#### [The problem]
Every line below that mentions the word "بدائع" should be copied out.

------------------------------------------------------------

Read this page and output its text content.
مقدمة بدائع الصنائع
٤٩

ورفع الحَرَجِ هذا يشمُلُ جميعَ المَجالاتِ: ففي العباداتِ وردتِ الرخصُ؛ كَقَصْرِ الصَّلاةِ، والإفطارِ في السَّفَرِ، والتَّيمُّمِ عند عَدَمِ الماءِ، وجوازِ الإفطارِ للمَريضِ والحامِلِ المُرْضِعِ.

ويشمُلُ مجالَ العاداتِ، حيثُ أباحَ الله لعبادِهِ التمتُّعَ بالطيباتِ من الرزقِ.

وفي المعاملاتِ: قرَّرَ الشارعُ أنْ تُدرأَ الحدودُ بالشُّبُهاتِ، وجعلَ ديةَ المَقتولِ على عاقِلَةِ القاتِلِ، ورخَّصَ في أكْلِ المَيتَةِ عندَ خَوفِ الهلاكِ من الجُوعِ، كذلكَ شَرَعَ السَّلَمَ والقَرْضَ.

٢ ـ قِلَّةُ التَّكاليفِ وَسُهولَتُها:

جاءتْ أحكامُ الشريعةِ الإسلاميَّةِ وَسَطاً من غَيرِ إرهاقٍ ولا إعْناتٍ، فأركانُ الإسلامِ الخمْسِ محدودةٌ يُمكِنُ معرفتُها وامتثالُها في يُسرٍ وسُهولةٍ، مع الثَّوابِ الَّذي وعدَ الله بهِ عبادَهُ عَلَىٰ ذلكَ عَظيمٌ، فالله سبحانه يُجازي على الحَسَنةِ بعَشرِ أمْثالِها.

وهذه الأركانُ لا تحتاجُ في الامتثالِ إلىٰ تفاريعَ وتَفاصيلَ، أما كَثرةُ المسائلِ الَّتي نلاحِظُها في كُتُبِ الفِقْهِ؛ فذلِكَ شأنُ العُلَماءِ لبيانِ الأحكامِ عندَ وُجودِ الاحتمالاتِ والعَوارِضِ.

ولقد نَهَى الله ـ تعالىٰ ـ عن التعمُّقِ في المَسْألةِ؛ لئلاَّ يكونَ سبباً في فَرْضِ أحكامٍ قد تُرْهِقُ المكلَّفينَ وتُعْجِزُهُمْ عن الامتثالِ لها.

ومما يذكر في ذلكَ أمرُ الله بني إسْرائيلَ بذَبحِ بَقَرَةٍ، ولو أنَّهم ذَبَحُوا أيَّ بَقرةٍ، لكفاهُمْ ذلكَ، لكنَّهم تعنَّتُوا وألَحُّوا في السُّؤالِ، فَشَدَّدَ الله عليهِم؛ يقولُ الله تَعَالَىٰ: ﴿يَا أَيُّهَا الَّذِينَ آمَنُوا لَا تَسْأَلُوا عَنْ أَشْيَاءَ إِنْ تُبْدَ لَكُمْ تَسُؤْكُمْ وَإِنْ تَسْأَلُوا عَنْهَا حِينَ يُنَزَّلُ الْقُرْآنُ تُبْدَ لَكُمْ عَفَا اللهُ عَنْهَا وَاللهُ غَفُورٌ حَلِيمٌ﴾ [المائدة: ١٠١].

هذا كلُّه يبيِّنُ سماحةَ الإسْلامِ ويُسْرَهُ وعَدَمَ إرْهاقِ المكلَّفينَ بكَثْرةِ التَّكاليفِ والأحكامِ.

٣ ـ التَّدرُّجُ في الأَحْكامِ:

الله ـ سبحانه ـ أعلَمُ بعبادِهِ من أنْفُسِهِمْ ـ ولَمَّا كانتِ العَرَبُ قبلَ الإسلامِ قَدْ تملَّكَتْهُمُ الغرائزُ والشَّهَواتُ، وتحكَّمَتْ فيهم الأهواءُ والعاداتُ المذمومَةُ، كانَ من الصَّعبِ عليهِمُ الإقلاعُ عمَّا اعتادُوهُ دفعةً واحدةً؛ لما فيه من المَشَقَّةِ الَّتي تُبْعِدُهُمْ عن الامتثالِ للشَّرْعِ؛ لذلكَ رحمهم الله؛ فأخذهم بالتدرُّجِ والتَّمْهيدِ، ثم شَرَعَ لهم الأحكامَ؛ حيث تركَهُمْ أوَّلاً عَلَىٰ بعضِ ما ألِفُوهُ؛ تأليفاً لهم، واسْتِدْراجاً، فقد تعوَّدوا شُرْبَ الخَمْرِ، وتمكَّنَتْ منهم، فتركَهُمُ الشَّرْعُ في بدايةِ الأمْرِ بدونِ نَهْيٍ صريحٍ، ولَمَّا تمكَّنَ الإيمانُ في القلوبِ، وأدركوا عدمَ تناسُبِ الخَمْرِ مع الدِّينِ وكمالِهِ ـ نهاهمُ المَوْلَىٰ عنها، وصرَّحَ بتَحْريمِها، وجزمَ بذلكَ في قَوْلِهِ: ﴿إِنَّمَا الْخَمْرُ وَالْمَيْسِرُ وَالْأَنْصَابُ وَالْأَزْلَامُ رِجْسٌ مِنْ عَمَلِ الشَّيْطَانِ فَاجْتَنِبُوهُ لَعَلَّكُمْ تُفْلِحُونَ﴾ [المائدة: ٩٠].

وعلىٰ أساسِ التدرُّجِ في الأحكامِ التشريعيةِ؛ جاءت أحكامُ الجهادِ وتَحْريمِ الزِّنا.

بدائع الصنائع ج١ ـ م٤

------------------------------------------------------------

#### [Final result]
مقدمة بدائع الصنائع
بدائع الصنائع ج١ ـ م٤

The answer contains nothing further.